**GIVEN INFORMATION:**
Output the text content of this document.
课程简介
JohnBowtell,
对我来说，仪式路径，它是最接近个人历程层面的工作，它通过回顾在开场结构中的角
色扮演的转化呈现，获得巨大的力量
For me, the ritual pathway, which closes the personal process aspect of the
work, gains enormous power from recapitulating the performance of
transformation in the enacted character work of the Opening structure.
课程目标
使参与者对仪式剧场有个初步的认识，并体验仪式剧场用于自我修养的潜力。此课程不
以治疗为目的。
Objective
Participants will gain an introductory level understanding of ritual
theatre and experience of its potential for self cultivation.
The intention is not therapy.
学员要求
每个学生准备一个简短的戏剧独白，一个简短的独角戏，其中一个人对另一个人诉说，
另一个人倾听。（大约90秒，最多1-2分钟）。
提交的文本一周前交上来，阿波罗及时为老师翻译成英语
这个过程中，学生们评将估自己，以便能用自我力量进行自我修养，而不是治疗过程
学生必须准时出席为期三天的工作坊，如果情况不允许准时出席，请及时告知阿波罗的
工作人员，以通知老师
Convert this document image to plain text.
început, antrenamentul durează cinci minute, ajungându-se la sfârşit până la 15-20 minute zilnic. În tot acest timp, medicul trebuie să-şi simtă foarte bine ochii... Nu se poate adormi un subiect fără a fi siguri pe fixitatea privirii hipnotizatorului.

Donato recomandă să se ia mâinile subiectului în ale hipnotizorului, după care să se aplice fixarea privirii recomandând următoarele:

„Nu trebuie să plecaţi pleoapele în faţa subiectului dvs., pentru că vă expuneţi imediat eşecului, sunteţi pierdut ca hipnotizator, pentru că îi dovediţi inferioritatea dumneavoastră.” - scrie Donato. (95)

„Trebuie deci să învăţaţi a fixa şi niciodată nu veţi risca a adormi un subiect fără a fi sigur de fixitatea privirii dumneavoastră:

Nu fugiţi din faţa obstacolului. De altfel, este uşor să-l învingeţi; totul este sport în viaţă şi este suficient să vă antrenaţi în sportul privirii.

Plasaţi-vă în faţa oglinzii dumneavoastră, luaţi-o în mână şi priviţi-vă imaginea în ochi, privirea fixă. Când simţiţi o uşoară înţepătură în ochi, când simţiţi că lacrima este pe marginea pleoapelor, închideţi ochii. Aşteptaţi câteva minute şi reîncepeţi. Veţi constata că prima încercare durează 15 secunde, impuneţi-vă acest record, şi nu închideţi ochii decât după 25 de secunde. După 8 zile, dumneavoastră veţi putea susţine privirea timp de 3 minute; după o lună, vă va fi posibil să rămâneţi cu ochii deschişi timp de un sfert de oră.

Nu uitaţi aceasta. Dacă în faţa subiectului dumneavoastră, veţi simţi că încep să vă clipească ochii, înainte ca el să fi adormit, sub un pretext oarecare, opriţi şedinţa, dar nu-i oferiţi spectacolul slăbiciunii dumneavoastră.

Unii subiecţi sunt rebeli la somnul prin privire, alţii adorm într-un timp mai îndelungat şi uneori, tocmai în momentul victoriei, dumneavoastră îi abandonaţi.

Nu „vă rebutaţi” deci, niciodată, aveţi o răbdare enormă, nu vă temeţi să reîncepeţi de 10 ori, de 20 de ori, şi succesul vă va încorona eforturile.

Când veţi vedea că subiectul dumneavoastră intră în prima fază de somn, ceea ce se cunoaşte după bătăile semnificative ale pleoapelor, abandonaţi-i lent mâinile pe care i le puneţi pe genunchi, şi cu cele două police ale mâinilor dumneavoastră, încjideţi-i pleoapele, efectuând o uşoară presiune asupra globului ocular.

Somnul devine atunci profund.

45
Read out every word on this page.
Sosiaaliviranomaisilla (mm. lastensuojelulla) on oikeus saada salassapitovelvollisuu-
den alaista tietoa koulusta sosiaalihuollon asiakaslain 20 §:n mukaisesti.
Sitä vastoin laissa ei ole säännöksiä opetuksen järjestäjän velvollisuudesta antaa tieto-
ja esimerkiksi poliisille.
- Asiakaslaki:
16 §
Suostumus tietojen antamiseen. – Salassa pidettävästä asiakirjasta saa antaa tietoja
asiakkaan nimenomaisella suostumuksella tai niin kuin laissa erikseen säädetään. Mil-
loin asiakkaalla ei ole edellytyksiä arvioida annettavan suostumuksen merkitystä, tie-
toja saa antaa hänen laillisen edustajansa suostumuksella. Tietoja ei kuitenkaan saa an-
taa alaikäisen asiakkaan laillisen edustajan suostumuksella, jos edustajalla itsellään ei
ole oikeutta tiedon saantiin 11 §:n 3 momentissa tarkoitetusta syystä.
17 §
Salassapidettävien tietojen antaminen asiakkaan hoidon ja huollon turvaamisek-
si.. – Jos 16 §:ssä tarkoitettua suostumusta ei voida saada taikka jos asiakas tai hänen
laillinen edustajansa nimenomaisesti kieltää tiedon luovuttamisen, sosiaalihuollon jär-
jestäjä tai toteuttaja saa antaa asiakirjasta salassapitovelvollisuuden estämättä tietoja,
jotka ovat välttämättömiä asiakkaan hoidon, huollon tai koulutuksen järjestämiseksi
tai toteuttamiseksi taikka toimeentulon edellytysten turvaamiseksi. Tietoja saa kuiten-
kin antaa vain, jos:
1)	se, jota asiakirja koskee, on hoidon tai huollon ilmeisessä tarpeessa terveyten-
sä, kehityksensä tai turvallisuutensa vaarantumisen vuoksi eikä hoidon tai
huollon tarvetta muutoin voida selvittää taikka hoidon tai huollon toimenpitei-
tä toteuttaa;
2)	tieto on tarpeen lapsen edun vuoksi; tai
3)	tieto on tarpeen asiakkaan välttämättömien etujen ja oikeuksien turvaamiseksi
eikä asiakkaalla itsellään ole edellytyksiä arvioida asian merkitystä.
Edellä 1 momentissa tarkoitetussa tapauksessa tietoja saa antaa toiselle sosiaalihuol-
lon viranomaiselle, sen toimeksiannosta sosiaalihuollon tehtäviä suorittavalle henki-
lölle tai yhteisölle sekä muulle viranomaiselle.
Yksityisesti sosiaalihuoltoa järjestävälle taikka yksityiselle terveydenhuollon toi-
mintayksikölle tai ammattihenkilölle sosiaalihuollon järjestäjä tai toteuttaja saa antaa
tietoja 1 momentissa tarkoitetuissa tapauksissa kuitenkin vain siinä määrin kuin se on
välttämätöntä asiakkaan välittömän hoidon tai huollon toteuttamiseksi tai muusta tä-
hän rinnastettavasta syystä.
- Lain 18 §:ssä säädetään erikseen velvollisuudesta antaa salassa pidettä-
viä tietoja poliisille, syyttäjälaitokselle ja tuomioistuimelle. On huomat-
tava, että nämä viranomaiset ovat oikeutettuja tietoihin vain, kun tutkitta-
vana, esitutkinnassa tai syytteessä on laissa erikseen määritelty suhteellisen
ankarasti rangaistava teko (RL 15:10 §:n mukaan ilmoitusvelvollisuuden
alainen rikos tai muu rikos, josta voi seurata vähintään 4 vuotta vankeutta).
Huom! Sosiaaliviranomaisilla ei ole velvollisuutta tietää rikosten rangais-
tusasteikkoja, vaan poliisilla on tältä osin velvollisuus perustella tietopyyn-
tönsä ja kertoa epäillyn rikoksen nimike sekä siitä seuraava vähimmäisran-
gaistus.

**GOAL:**
From the listing above, copy every line that includes the word "fixitatea".

**CORRECT RESPONSE:**
început, antrenamentul durează cinci minute, ajungându-se la sfârşit până la 15-20 minute zilnic. În tot acest timp, medicul trebuie să-şi simtă foarte bine ochii... Nu se poate adormi un subiect fără a fi siguri pe fixitatea privirii hipnotizatorului.
„Trebuie deci să învăţaţi a fixa şi niciodată nu veţi risca a adormi un subiect fără a fi sigur de fixitatea privirii dumneavoastră:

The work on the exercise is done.